| Do this |
Records follow. Select each line holding "Microsoft".

━━━━

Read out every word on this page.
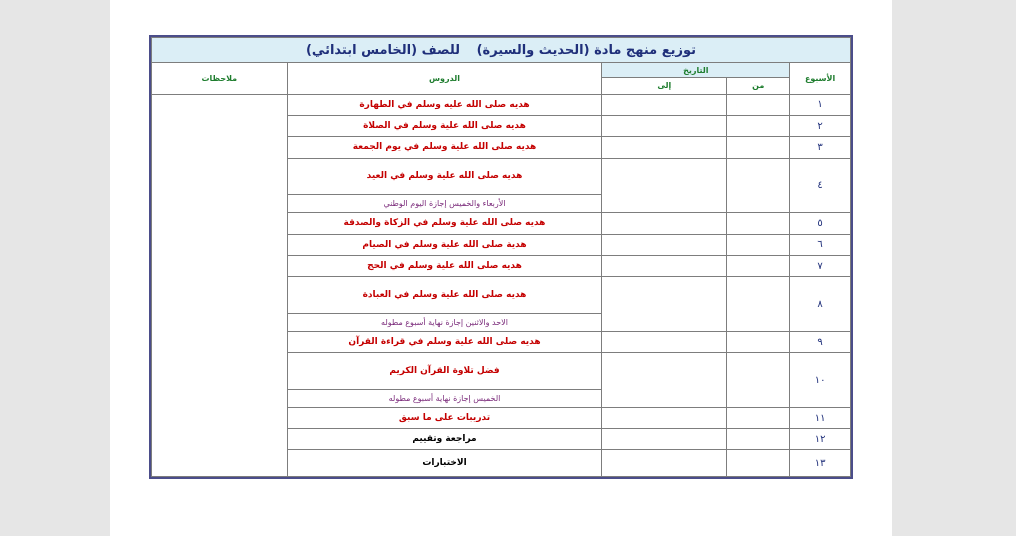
توزيع منهج مادة (الحديث والسيرة) للصف (الخامس ابتدائي)				
الأسبوع	التاريخ		الدروس	ملاحظات
	من	إلى		
١			هديه صلى الله عليه وسلم في الطهارة	
٢			هديه صلى الله علية وسلم في الصلاة	
٣			هديه صلى الله علية وسلم في يوم الجمعة	
٤			هديه صلى الله علية وسلم في العيد	
			الأربعاء والخميس إجازة اليوم الوطني	
٥			هديه صلى الله علية وسلم في الزكاة والصدقة	
٦			هدية صلى الله علية وسلم في الصيام	
٧			هديه صلى الله علية وسلم في الحج	
٨			هديه صلى الله علية وسلم في العبادة	
			الاحد والاثنين إجازة نهاية أسبوع مطوله	
٩			هديه صلى الله علية وسلم في قراءة القرآن	
١٠			فضل تلاوة القرآن الكريم	
			الخميس إجازة نهاية أسبوع مطوله	
١١			تدريبات على ما سبق	
١٢			مراجعة وتقييم	
١٣			الاختبارات	
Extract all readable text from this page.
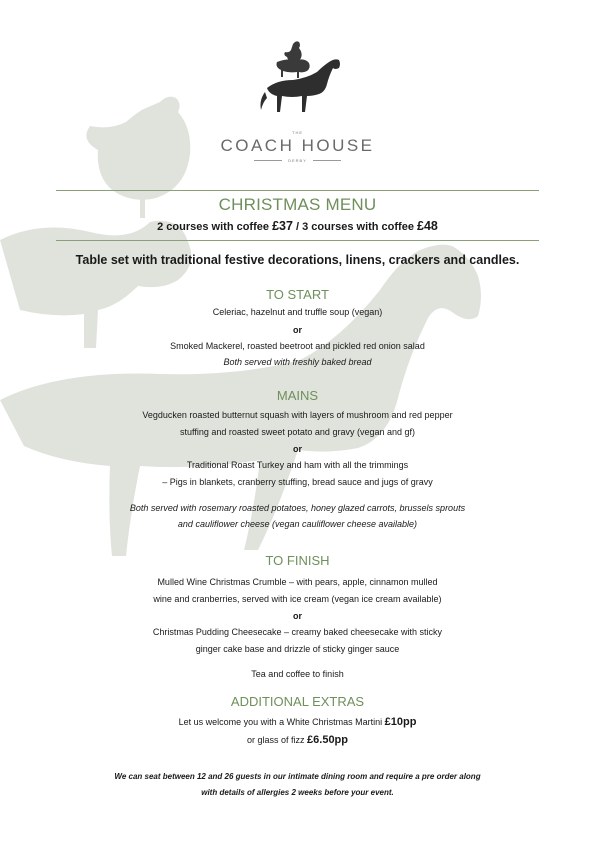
THE
COACH HOUSE
DERBY
CHRISTMAS MENU
2 courses with coffee £37 / 3 courses with coffee £48
Table set with traditional festive decorations, linens, crackers and candles.
TO START
Celeriac, hazelnut and truffle soup (vegan)
or
Smoked Mackerel, roasted beetroot and pickled red onion salad
Both served with freshly baked bread
MAINS
Vegducken roasted butternut squash with layers of mushroom and red pepper
stuffing and roasted sweet potato and gravy (vegan and gf)
or
Traditional Roast Turkey and ham with all the trimmings
– Pigs in blankets, cranberry stuffing, bread sauce and jugs of gravy
Both served with rosemary roasted potatoes, honey glazed carrots, brussels sprouts
and cauliflower cheese (vegan cauliflower cheese available)
TO FINISH
Mulled Wine Christmas Crumble – with pears, apple, cinnamon mulled
wine and cranberries, served with ice cream (vegan ice cream available)
or
Christmas Pudding Cheesecake – creamy baked cheesecake with sticky
ginger cake base and drizzle of sticky ginger sauce
Tea and coffee to finish
ADDITIONAL EXTRAS
Let us welcome you with a White Christmas Martini £10pp
or glass of fizz £6.50pp
We can seat between 12 and 26 guests in our intimate dining room and require a pre order along
with details of allergies 2 weeks before your event.
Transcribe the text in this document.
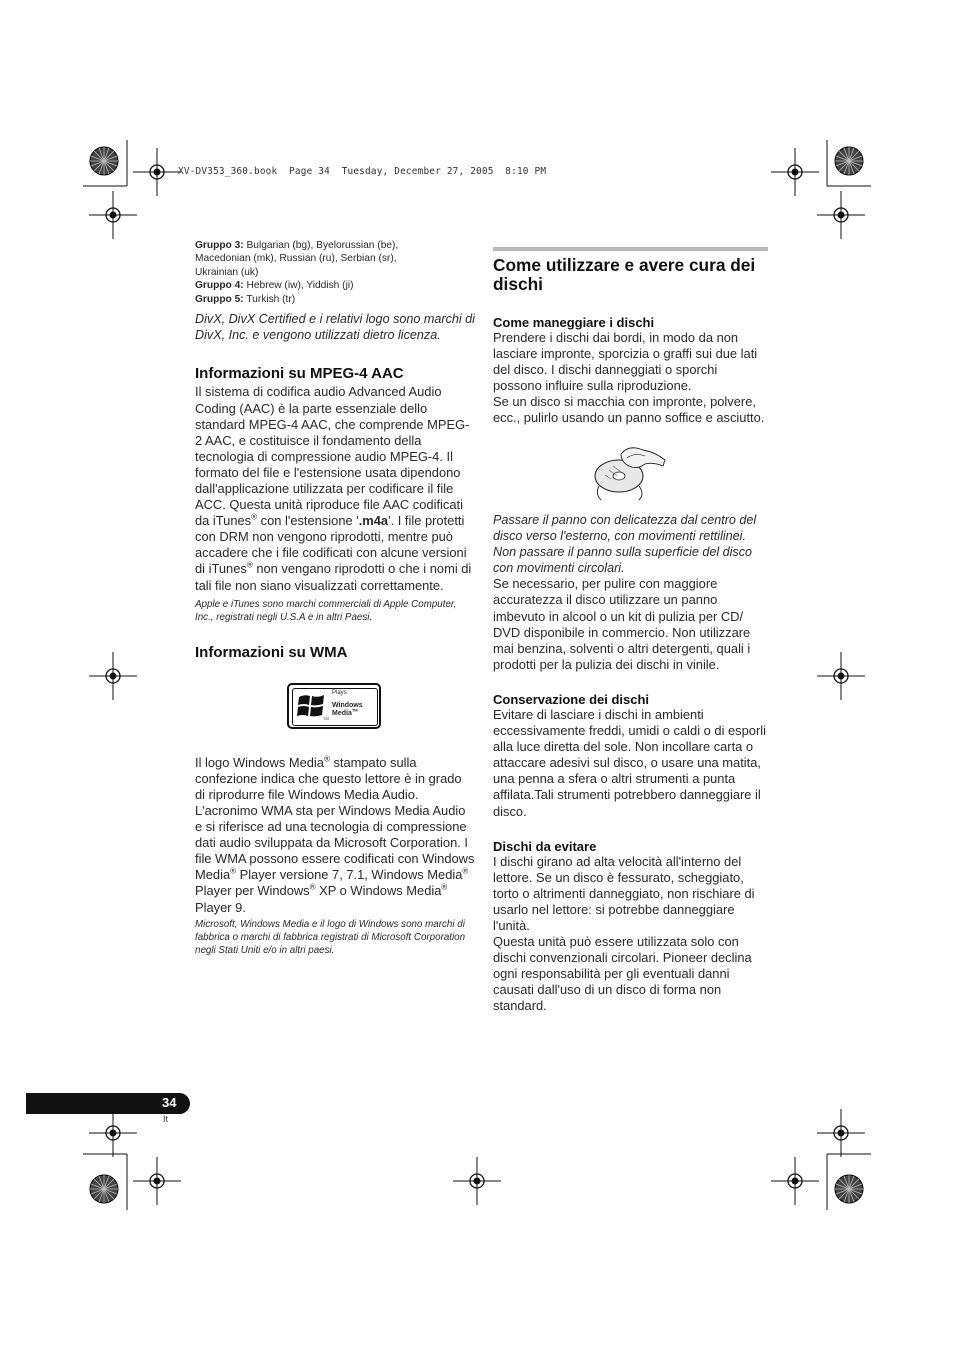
XV-DV353_360.book  Page 34  Tuesday, December 27, 2005  8:10 PM
Gruppo 3: Bulgarian (bg), Byelorussian (be),
Macedonian (mk), Russian (ru), Serbian (sr),
Ukrainian (uk)
Gruppo 4: Hebrew (iw), Yiddish (ji)
Gruppo 5: Turkish (tr)
DivX, DivX Certified e i relativi logo sono marchi di DivX, Inc. e vengono utilizzati dietro licenza.
Informazioni su MPEG-4 AAC
Il sistema di codifica audio Advanced Audio Coding (AAC) è la parte essenziale dello standard MPEG-4 AAC, che comprende MPEG-2 AAC, e costituisce il fondamento della tecnologia di compressione audio MPEG-4. Il formato del file e l'estensione usata dipendono dall'applicazione utilizzata per codificare il file ACC. Questa unità riproduce file AAC codificati da iTunes® con l'estensione '.m4a'. I file protetti con DRM non vengono riprodotti, mentre può accadere che i file codificati con alcune versioni di iTunes® non vengano riprodotti o che i nomi di tali file non siano visualizzati correttamente.
Apple e iTunes sono marchi commerciali di Apple Computer, Inc., registrati negli U.S.A e in altri Paesi.
Informazioni su WMA
TM
Plays
Windows
Media™
Il logo Windows Media® stampato sulla confezione indica che questo lettore è in grado di riprodurre file Windows Media Audio. L'acronimo WMA sta per Windows Media Audio e si riferisce ad una tecnologia di compressione dati audio sviluppata da Microsoft Corporation. I file WMA possono essere codificati con Windows Media® Player versione 7, 7.1, Windows Media® Player per Windows® XP o Windows Media® Player 9.
Microsoft, Windows Media e il logo di Windows sono marchi di fabbrica o marchi di fabbrica registrati di Microsoft Corporation negli Stati Uniti e/o in altri paesi.
Come utilizzare e avere cura dei dischi
Come maneggiare i dischi
Prendere i dischi dai bordi, in modo da non lasciare impronte, sporcizia o graffi sui due lati del disco. I dischi danneggiati o sporchi possono influire sulla riproduzione.
Se un disco si macchia con impronte, polvere, ecc., pulirlo usando un panno soffice e asciutto.
Passare il panno con delicatezza dal centro del disco verso l'esterno, con movimenti rettilinei. Non passare il panno sulla superficie del disco con movimenti circolari.
Se necessario, per pulire con maggiore accuratezza il disco utilizzare un panno imbevuto in alcool o un kit di pulizia per CD/ DVD disponibile in commercio. Non utilizzare mai benzina, solventi o altri detergenti, quali i prodotti per la pulizia dei dischi in vinile.
Conservazione dei dischi
Evitare di lasciare i dischi in ambienti eccessivamente freddi, umidi o caldi o di esporli alla luce diretta del sole. Non incollare carta o attaccare adesivi sul disco, o usare una matita, una penna a sfera o altri strumenti a punta affilata.Tali strumenti potrebbero danneggiare il disco.
Dischi da evitare
I dischi girano ad alta velocità all'interno del lettore. Se un disco è fessurato, scheggiato, torto o altrimenti danneggiato, non rischiare di usarlo nel lettore: si potrebbe danneggiare l'unità.
Questa unità può essere utilizzata solo con dischi convenzionali circolari. Pioneer declina ogni responsabilità per gli eventuali danni causati dall'uso di un disco di forma non standard.
34
It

━━━━

| Complete output |
Il logo Windows Media® stampato sulla confezione indica che questo lettore è in grado di riprodurre file Windows Media Audio. L'acronimo WMA sta per Windows Media Audio e si riferisce ad una tecnologia di compressione dati audio sviluppata da Microsoft Corporation. I file WMA possono essere codificati con Windows Media® Player versione 7, 7.1, Windows Media® Player per Windows® XP o Windows Media® Player 9.
Microsoft, Windows Media e il logo di Windows sono marchi di fabbrica o marchi di fabbrica registrati di Microsoft Corporation negli Stati Uniti e/o in altri paesi.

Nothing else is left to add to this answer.